## Items

☆ ☆ ☆

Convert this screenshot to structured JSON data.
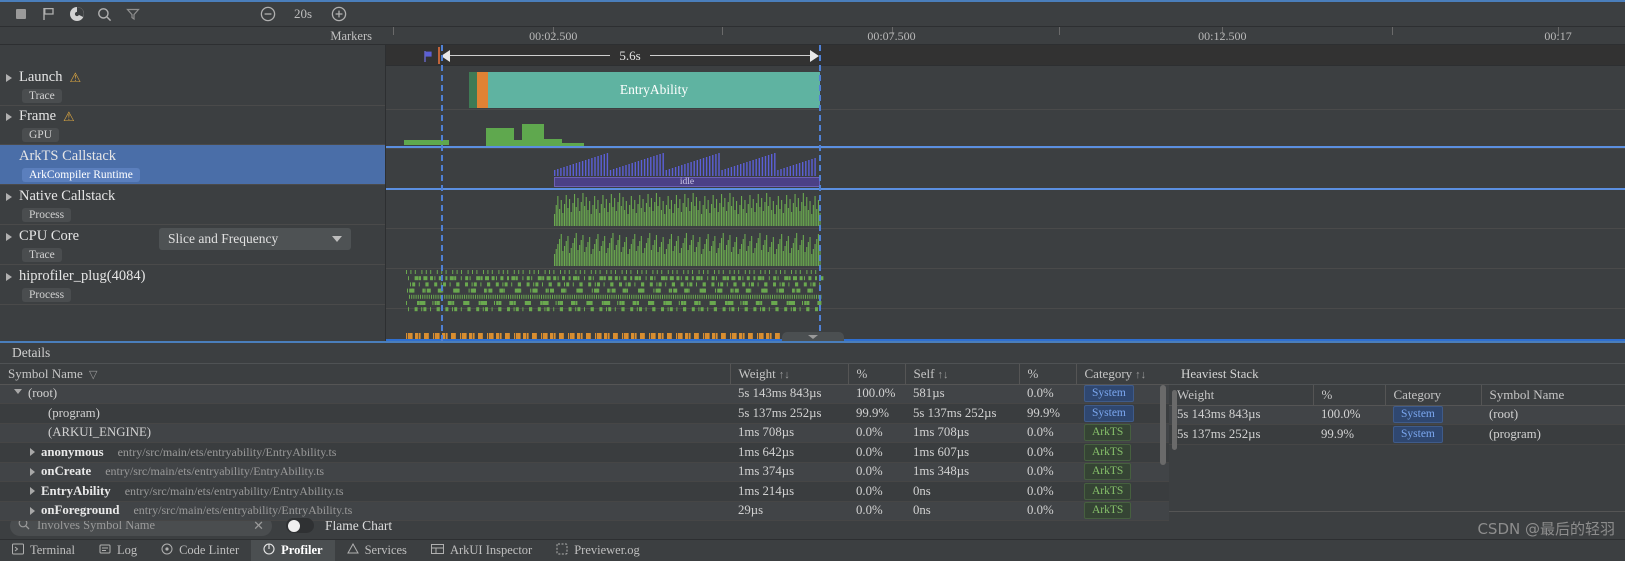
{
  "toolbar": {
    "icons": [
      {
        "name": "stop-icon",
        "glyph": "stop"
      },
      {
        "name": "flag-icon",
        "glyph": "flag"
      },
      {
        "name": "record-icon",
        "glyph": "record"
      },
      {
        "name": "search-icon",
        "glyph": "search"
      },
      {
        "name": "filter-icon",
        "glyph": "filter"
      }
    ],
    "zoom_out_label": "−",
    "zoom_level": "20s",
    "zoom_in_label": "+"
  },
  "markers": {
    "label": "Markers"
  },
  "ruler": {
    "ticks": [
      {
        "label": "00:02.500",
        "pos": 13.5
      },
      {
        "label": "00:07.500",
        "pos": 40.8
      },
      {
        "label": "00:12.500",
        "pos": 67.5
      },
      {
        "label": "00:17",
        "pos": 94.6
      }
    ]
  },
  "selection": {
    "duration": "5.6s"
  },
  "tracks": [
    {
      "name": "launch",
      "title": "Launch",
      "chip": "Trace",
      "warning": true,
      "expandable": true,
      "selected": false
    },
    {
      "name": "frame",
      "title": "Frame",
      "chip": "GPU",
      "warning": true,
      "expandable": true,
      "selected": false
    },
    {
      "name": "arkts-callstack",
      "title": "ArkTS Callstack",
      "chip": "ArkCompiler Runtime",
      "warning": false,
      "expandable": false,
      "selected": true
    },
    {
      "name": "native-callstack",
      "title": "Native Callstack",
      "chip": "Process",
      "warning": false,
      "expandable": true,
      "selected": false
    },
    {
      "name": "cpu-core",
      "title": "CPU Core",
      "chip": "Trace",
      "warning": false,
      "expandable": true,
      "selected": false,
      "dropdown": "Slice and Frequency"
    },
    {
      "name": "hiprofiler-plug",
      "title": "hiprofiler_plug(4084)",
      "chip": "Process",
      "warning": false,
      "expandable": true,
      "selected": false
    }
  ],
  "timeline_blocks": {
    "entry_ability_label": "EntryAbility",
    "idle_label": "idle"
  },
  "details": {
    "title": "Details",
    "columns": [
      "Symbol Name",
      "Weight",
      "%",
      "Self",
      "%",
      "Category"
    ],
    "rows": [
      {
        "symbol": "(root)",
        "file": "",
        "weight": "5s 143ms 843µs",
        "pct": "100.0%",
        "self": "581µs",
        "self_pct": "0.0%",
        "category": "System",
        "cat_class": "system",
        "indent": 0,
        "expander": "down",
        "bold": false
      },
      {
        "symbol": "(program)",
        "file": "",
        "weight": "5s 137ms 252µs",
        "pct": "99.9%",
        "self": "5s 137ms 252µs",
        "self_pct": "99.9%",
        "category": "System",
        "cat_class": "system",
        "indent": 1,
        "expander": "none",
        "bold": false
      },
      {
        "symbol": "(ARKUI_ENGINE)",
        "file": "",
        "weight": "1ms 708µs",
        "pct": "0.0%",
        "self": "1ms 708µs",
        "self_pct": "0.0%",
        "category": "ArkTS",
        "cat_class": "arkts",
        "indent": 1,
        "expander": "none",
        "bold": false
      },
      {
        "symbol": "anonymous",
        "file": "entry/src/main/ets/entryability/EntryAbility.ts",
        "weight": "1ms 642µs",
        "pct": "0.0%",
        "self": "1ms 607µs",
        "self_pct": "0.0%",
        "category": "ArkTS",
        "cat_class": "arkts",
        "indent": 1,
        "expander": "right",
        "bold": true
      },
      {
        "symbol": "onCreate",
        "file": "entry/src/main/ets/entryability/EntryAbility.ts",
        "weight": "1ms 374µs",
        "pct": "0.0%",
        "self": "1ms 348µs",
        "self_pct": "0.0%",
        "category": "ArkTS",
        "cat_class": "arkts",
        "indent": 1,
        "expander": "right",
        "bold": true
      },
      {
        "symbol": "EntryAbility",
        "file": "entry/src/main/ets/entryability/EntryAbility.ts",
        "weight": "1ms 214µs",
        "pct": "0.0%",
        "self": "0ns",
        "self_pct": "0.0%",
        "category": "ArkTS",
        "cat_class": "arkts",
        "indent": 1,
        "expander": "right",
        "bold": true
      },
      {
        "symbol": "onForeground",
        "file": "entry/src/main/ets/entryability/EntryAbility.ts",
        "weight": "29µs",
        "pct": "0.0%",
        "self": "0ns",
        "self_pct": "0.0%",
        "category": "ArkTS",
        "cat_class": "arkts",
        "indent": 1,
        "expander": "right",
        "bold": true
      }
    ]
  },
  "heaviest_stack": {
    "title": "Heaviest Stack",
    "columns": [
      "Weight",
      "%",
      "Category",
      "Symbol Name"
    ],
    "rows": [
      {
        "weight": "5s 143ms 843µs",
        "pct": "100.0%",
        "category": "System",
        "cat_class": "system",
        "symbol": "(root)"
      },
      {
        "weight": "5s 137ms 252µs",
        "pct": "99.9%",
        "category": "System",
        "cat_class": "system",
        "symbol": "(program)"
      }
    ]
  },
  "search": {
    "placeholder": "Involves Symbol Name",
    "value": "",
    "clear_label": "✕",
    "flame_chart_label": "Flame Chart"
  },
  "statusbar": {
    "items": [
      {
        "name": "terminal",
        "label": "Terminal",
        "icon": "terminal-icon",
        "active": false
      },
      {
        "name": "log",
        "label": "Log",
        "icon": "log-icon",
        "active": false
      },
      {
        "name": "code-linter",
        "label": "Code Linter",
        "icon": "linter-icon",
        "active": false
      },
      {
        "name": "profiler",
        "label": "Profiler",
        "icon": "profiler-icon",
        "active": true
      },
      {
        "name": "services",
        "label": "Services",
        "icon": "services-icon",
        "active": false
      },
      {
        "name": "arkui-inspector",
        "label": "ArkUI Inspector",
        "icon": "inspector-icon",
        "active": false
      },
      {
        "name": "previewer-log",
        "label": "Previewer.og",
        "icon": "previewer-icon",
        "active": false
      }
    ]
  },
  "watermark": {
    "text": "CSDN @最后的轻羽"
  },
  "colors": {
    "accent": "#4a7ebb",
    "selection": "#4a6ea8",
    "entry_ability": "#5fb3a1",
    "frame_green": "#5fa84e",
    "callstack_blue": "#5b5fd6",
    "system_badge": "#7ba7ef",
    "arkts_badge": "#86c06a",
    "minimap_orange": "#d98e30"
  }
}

☆ ☆ ☆

## The request
Pictures in the data above should not be copied; transcribe everything else exactly.

## Complete response
Convert this screenshot to structured JSON data.
{
  "toolbar": {
    "icons": [
      {
        "name": "stop-icon",
        "glyph": "stop"
      },
      {
        "name": "flag-icon",
        "glyph": "flag"
      },
      {
        "name": "record-icon",
        "glyph": "record"
      },
      {
        "name": "search-icon",
        "glyph": "search"
      },
      {
        "name": "filter-icon",
        "glyph": "filter"
      }
    ],
    "zoom_out_label": "−",
    "zoom_level": "20s",
    "zoom_in_label": "+"
  },
  "markers": {
    "label": "Markers"
  },
  "ruler": {
    "ticks": [
      {
        "label": "00:02.500",
        "pos": 13.5
      },
      {
        "label": "00:07.500",
        "pos": 40.8
      },
      {
        "label": "00:12.500",
        "pos": 67.5
      },
      {
        "label": "00:17",
        "pos": 94.6
      }
    ]
  },
  "selection": {
    "duration": "5.6s"
  },
  "tracks": [
    {
      "name": "launch",
      "title": "Launch",
      "chip": "Trace",
      "warning": true,
      "expandable": true,
      "selected": false
    },
    {
      "name": "frame",
      "title": "Frame",
      "chip": "GPU",
      "warning": true,
      "expandable": true,
      "selected": false
    },
    {
      "name": "arkts-callstack",
      "title": "ArkTS Callstack",
      "chip": "ArkCompiler Runtime",
      "warning": false,
      "expandable": false,
      "selected": true
    },
    {
      "name": "native-callstack",
      "title": "Native Callstack",
      "chip": "Process",
      "warning": false,
      "expandable": true,
      "selected": false
    },
    {
      "name": "cpu-core",
      "title": "CPU Core",
      "chip": "Trace",
      "warning": false,
      "expandable": true,
      "selected": false,
      "dropdown": "Slice and Frequency"
    },
    {
      "name": "hiprofiler-plug",
      "title": "hiprofiler_plug(4084)",
      "chip": "Process",
      "warning": false,
      "expandable": true,
      "selected": false
    }
  ],
  "timeline_blocks": {
    "entry_ability_label": "EntryAbility",
    "idle_label": "idle"
  },
  "details": {
    "title": "Details",
    "columns": [
      "Symbol Name",
      "Weight",
      "%",
      "Self",
      "%",
      "Category"
    ],
    "rows": [
      {
        "symbol": "(root)",
        "file": "",
        "weight": "5s 143ms 843µs",
        "pct": "100.0%",
        "self": "581µs",
        "self_pct": "0.0%",
        "category": "System",
        "cat_class": "system",
        "indent": 0,
        "expander": "down",
        "bold": false
      },
      {
        "symbol": "(program)",
        "file": "",
        "weight": "5s 137ms 252µs",
        "pct": "99.9%",
        "self": "5s 137ms 252µs",
        "self_pct": "99.9%",
        "category": "System",
        "cat_class": "system",
        "indent": 1,
        "expander": "none",
        "bold": false
      },
      {
        "symbol": "(ARKUI_ENGINE)",
        "file": "",
        "weight": "1ms 708µs",
        "pct": "0.0%",
        "self": "1ms 708µs",
        "self_pct": "0.0%",
        "category": "ArkTS",
        "cat_class": "arkts",
        "indent": 1,
        "expander": "none",
        "bold": false
      },
      {
        "symbol": "anonymous",
        "file": "entry/src/main/ets/entryability/EntryAbility.ts",
        "weight": "1ms 642µs",
        "pct": "0.0%",
        "self": "1ms 607µs",
        "self_pct": "0.0%",
        "category": "ArkTS",
        "cat_class": "arkts",
        "indent": 1,
        "expander": "right",
        "bold": true
      },
      {
        "symbol": "onCreate",
        "file": "entry/src/main/ets/entryability/EntryAbility.ts",
        "weight": "1ms 374µs",
        "pct": "0.0%",
        "self": "1ms 348µs",
        "self_pct": "0.0%",
        "category": "ArkTS",
        "cat_class": "arkts",
        "indent": 1,
        "expander": "right",
        "bold": true
      },
      {
        "symbol": "EntryAbility",
        "file": "entry/src/main/ets/entryability/EntryAbility.ts",
        "weight": "1ms 214µs",
        "pct": "0.0%",
        "self": "0ns",
        "self_pct": "0.0%",
        "category": "ArkTS",
        "cat_class": "arkts",
        "indent": 1,
        "expander": "right",
        "bold": true
      },
      {
        "symbol": "onForeground",
        "file": "entry/src/main/ets/entryability/EntryAbility.ts",
        "weight": "29µs",
        "pct": "0.0%",
        "self": "0ns",
        "self_pct": "0.0%",
        "category": "ArkTS",
        "cat_class": "arkts",
        "indent": 1,
        "expander": "right",
        "bold": true
      }
    ]
  },
  "heaviest_stack": {
    "title": "Heaviest Stack",
    "columns": [
      "Weight",
      "%",
      "Category",
      "Symbol Name"
    ],
    "rows": [
      {
        "weight": "5s 143ms 843µs",
        "pct": "100.0%",
        "category": "System",
        "cat_class": "system",
        "symbol": "(root)"
      },
      {
        "weight": "5s 137ms 252µs",
        "pct": "99.9%",
        "category": "System",
        "cat_class": "system",
        "symbol": "(program)"
      }
    ]
  },
  "search": {
    "placeholder": "Involves Symbol Name",
    "value": "",
    "clear_label": "✕",
    "flame_chart_label": "Flame Chart"
  },
  "statusbar": {
    "items": [
      {
        "name": "terminal",
        "label": "Terminal",
        "icon": "terminal-icon",
        "active": false
      },
      {
        "name": "log",
        "label": "Log",
        "icon": "log-icon",
        "active": false
      },
      {
        "name": "code-linter",
        "label": "Code Linter",
        "icon": "linter-icon",
        "active": false
      },
      {
        "name": "profiler",
        "label": "Profiler",
        "icon": "profiler-icon",
        "active": true
      },
      {
        "name": "services",
        "label": "Services",
        "icon": "services-icon",
        "active": false
      },
      {
        "name": "arkui-inspector",
        "label": "ArkUI Inspector",
        "icon": "inspector-icon",
        "active": false
      },
      {
        "name": "previewer-log",
        "label": "Previewer.og",
        "icon": "previewer-icon",
        "active": false
      }
    ]
  },
  "watermark": {
    "text": "CSDN @最后的轻羽"
  },
  "colors": {
    "accent": "#4a7ebb",
    "selection": "#4a6ea8",
    "entry_ability": "#5fb3a1",
    "frame_green": "#5fa84e",
    "callstack_blue": "#5b5fd6",
    "system_badge": "#7ba7ef",
    "arkts_badge": "#86c06a",
    "minimap_orange": "#d98e30"
  }
}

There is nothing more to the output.